WHAT IS ASKED
List each line of the data that holds the string "Include".

─── INFORMATION SUPPLIED

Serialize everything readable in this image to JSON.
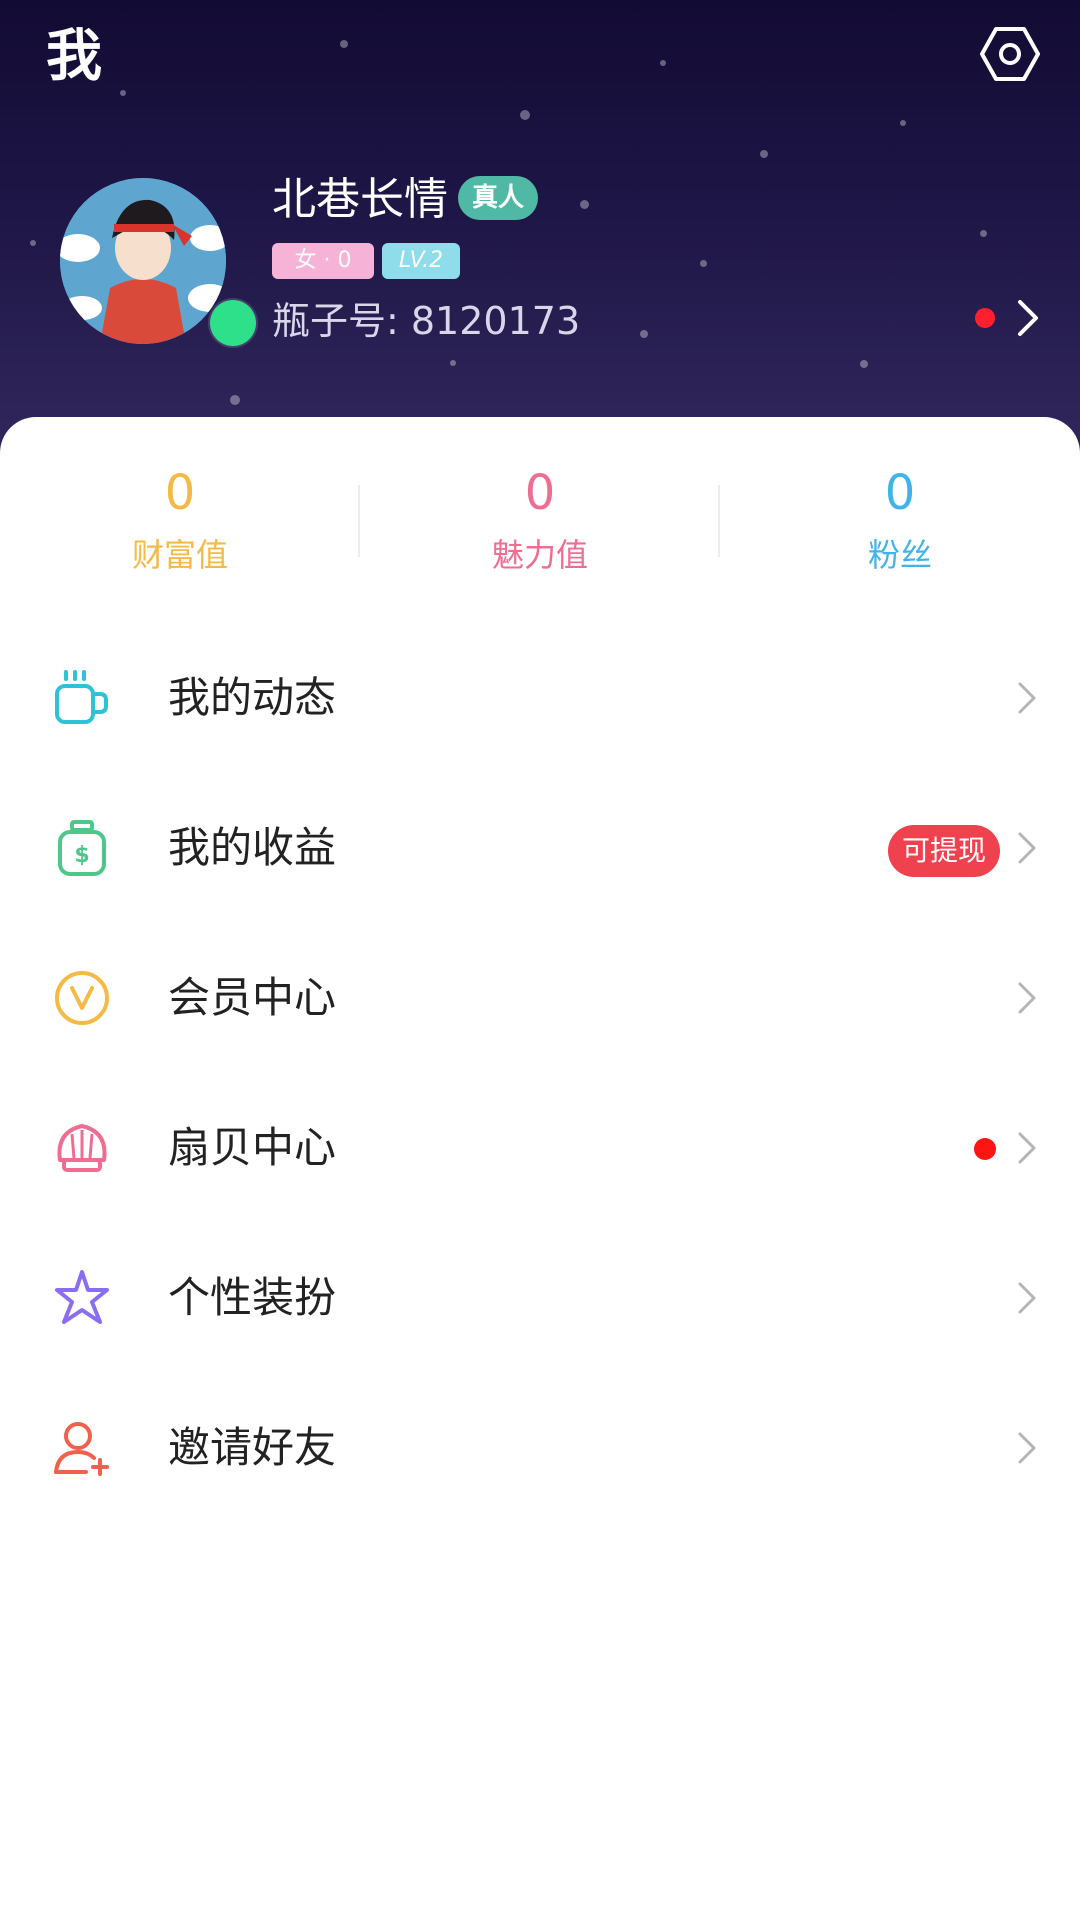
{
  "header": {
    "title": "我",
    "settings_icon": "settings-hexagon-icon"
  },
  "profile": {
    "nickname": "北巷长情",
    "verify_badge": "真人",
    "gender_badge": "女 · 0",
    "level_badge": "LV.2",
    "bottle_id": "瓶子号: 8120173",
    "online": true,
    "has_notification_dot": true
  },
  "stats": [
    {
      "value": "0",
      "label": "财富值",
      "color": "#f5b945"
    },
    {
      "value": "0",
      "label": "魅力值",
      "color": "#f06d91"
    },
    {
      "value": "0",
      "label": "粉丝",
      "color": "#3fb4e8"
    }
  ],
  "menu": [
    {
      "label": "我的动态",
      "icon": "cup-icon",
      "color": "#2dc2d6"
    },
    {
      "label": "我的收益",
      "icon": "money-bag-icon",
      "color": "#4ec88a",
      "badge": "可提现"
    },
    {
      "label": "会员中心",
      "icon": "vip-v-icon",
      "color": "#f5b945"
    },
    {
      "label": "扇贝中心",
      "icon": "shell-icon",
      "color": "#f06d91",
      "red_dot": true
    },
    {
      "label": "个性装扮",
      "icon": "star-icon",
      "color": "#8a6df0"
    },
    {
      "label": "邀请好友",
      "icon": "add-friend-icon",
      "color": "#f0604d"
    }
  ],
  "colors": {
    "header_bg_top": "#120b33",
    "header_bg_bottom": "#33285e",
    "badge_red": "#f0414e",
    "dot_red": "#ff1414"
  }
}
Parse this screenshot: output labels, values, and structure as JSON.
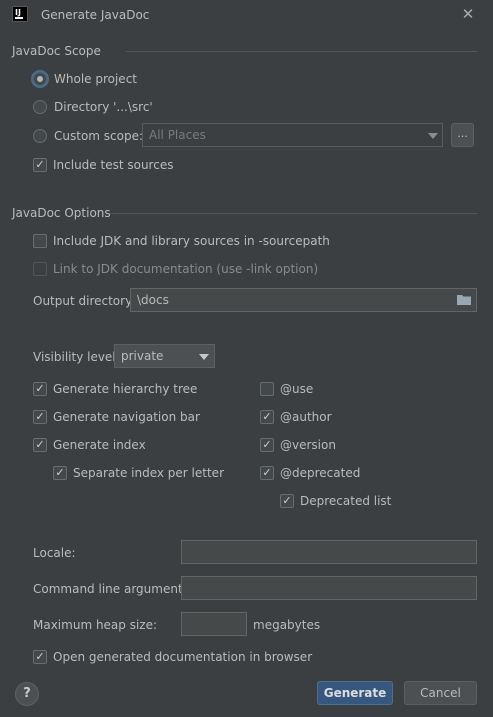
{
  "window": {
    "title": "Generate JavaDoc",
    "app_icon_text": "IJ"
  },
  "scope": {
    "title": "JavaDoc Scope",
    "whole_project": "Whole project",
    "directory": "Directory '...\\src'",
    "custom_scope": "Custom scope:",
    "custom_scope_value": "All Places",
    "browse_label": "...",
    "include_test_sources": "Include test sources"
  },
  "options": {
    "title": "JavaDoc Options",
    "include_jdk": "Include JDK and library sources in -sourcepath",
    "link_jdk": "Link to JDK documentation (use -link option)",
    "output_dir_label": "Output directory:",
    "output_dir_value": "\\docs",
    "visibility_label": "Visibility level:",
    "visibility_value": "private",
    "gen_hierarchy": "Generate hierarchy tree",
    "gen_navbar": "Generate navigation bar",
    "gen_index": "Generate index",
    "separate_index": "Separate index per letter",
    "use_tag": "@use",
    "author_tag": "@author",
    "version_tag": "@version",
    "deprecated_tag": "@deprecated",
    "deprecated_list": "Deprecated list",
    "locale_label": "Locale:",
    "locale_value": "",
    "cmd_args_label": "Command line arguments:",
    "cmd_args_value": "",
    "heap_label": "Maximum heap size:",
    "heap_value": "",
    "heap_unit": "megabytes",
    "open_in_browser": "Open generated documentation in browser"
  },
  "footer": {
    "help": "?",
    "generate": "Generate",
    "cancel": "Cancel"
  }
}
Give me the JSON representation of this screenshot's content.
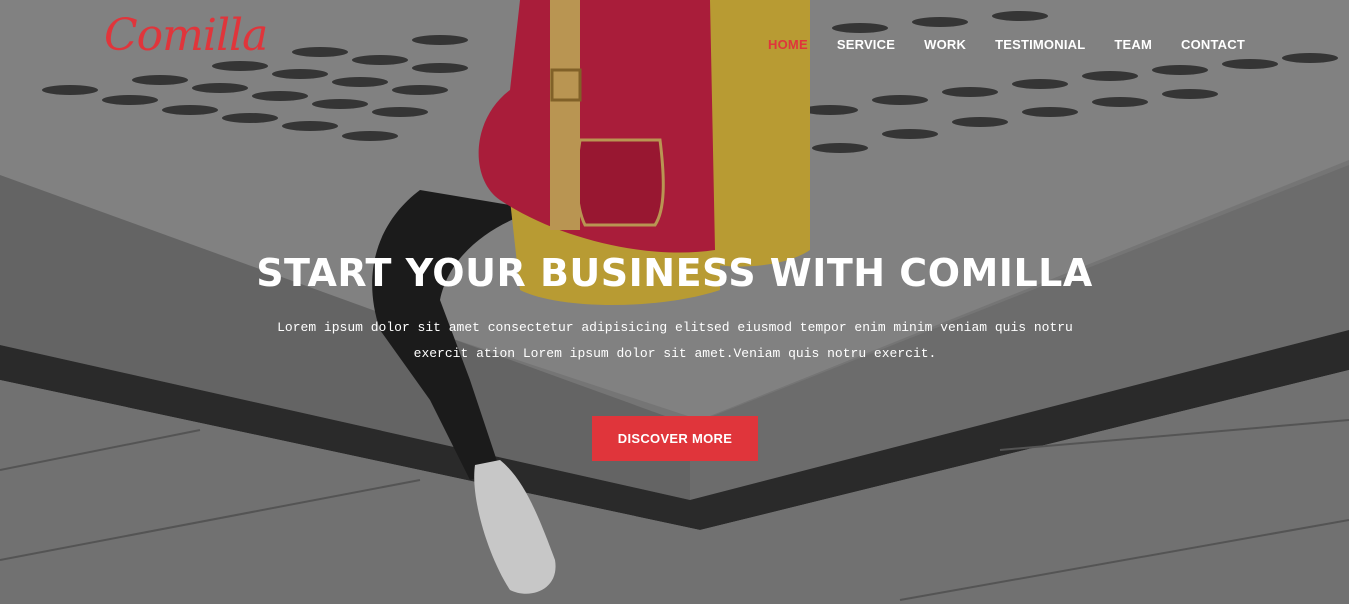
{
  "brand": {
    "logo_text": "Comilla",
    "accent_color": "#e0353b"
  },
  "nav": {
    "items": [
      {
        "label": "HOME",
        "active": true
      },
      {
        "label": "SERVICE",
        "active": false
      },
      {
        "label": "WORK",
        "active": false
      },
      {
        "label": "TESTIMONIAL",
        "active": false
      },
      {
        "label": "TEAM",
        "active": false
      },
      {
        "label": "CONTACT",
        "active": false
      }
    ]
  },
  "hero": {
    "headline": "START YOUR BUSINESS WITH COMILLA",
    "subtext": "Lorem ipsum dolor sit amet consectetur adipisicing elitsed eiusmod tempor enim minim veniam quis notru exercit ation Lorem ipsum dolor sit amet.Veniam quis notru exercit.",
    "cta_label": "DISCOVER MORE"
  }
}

──────

CORRECT RESULT
    "include_test_sources": "Include test sources"
    "include_jdk": "Include JDK and library sources in -sourcepath",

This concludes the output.